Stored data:

==================================================

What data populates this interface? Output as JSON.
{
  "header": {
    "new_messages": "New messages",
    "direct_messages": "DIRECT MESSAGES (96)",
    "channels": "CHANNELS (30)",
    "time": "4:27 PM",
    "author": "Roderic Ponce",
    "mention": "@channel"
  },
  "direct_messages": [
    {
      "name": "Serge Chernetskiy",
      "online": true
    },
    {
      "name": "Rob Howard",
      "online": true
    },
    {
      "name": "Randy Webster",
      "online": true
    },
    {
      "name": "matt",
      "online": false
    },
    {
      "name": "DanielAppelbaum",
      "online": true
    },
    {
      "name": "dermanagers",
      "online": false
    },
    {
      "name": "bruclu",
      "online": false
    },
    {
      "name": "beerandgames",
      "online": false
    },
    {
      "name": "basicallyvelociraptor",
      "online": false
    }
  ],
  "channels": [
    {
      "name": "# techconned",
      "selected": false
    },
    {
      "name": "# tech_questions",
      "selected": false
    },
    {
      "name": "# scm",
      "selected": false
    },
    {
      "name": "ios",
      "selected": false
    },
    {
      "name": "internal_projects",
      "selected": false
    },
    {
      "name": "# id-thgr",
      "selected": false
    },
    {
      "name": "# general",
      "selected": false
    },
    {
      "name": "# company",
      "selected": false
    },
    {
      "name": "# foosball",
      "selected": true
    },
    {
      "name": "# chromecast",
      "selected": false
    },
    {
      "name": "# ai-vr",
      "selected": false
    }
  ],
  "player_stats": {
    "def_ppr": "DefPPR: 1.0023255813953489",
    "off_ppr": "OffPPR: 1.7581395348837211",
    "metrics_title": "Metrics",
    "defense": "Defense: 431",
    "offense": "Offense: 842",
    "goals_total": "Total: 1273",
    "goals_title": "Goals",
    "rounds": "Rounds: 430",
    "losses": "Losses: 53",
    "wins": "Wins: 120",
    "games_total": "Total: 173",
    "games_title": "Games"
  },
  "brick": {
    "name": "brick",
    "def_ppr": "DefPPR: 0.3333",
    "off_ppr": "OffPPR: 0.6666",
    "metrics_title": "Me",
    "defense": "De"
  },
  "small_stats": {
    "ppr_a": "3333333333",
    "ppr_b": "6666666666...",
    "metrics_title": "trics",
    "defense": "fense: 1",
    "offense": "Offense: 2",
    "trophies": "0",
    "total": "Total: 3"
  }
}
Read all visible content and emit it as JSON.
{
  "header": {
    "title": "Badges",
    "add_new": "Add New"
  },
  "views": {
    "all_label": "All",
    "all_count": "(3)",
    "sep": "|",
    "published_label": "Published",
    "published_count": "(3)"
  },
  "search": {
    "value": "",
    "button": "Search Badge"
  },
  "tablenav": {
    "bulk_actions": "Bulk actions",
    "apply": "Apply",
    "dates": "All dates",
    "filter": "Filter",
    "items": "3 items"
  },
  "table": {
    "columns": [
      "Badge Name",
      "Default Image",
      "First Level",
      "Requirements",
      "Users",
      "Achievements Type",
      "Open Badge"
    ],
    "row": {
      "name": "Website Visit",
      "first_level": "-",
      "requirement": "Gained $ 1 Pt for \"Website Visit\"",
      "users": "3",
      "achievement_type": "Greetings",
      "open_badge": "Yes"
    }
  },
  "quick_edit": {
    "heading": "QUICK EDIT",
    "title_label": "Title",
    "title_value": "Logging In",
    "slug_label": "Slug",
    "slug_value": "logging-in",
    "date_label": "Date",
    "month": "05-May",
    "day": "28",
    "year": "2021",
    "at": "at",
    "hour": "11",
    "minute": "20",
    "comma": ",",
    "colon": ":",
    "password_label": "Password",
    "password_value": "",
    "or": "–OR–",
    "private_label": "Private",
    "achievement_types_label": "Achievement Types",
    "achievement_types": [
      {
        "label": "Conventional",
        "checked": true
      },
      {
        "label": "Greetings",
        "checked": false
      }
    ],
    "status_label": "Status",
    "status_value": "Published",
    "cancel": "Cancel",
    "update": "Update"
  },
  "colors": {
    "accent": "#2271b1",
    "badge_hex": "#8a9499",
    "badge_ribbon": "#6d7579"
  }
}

==================================================

Write out every entry again, keeping each line exactly the same.

What data populates this interface? Output as JSON.
{
  "header": {
    "new_messages": "New messages",
    "direct_messages": "DIRECT MESSAGES (96)",
    "channels": "CHANNELS (30)",
    "time": "4:27 PM",
    "author": "Roderic Ponce",
    "mention": "@channel"
  },
  "direct_messages": [
    {
      "name": "Serge Chernetskiy",
      "online": true
    },
    {
      "name": "Rob Howard",
      "online": true
    },
    {
      "name": "Randy Webster",
      "online": true
    },
    {
      "name": "matt",
      "online": false
    },
    {
      "name": "DanielAppelbaum",
      "online": true
    },
    {
      "name": "dermanagers",
      "online": false
    },
    {
      "name": "bruclu",
      "online": false
    },
    {
      "name": "beerandgames",
      "online": false
    },
    {
      "name": "basicallyvelociraptor",
      "online": false
    }
  ],
  "channels": [
    {
      "name": "# techconned",
      "selected": false
    },
    {
      "name": "# tech_questions",
      "selected": false
    },
    {
      "name": "# scm",
      "selected": false
    },
    {
      "name": "ios",
      "selected": false
    },
    {
      "name": "internal_projects",
      "selected": false
    },
    {
      "name": "# id-thgr",
      "selected": false
    },
    {
      "name": "# general",
      "selected": false
    },
    {
      "name": "# company",
      "selected": false
    },
    {
      "name": "# foosball",
      "selected": true
    },
    {
      "name": "# chromecast",
      "selected": false
    },
    {
      "name": "# ai-vr",
      "selected": false
    }
  ],
  "player_stats": {
    "def_ppr": "DefPPR: 1.0023255813953489",
    "off_ppr": "OffPPR: 1.7581395348837211",
    "metrics_title": "Metrics",
    "defense": "Defense: 431",
    "offense": "Offense: 842",
    "goals_total": "Total: 1273",
    "goals_title": "Goals",
    "rounds": "Rounds: 430",
    "losses": "Losses: 53",
    "wins": "Wins: 120",
    "games_total": "Total: 173",
    "games_title": "Games"
  },
  "brick": {
    "name": "brick",
    "def_ppr": "DefPPR: 0.3333",
    "off_ppr": "OffPPR: 0.6666",
    "metrics_title": "Me",
    "defense": "De"
  },
  "small_stats": {
    "ppr_a": "3333333333",
    "ppr_b": "6666666666...",
    "metrics_title": "trics",
    "defense": "fense: 1",
    "offense": "Offense: 2",
    "trophies": "0",
    "total": "Total: 3"
  }
}
Read all visible content and emit it as JSON.
{
  "header": {
    "title": "Badges",
    "add_new": "Add New"
  },
  "views": {
    "all_label": "All",
    "all_count": "(3)",
    "sep": "|",
    "published_label": "Published",
    "published_count": "(3)"
  },
  "search": {
    "value": "",
    "button": "Search Badge"
  },
  "tablenav": {
    "bulk_actions": "Bulk actions",
    "apply": "Apply",
    "dates": "All dates",
    "filter": "Filter",
    "items": "3 items"
  },
  "table": {
    "columns": [
      "Badge Name",
      "Default Image",
      "First Level",
      "Requirements",
      "Users",
      "Achievements Type",
      "Open Badge"
    ],
    "row": {
      "name": "Website Visit",
      "first_level": "-",
      "requirement": "Gained $ 1 Pt for \"Website Visit\"",
      "users": "3",
      "achievement_type": "Greetings",
      "open_badge": "Yes"
    }
  },
  "quick_edit": {
    "heading": "QUICK EDIT",
    "title_label": "Title",
    "title_value": "Logging In",
    "slug_label": "Slug",
    "slug_value": "logging-in",
    "date_label": "Date",
    "month": "05-May",
    "day": "28",
    "year": "2021",
    "at": "at",
    "hour": "11",
    "minute": "20",
    "comma": ",",
    "colon": ":",
    "password_label": "Password",
    "password_value": "",
    "or": "–OR–",
    "private_label": "Private",
    "achievement_types_label": "Achievement Types",
    "achievement_types": [
      {
        "label": "Conventional",
        "checked": true
      },
      {
        "label": "Greetings",
        "checked": false
      }
    ],
    "status_label": "Status",
    "status_value": "Published",
    "cancel": "Cancel",
    "update": "Update"
  },
  "colors": {
    "accent": "#2271b1",
    "badge_hex": "#8a9499",
    "badge_ribbon": "#6d7579"
  }
}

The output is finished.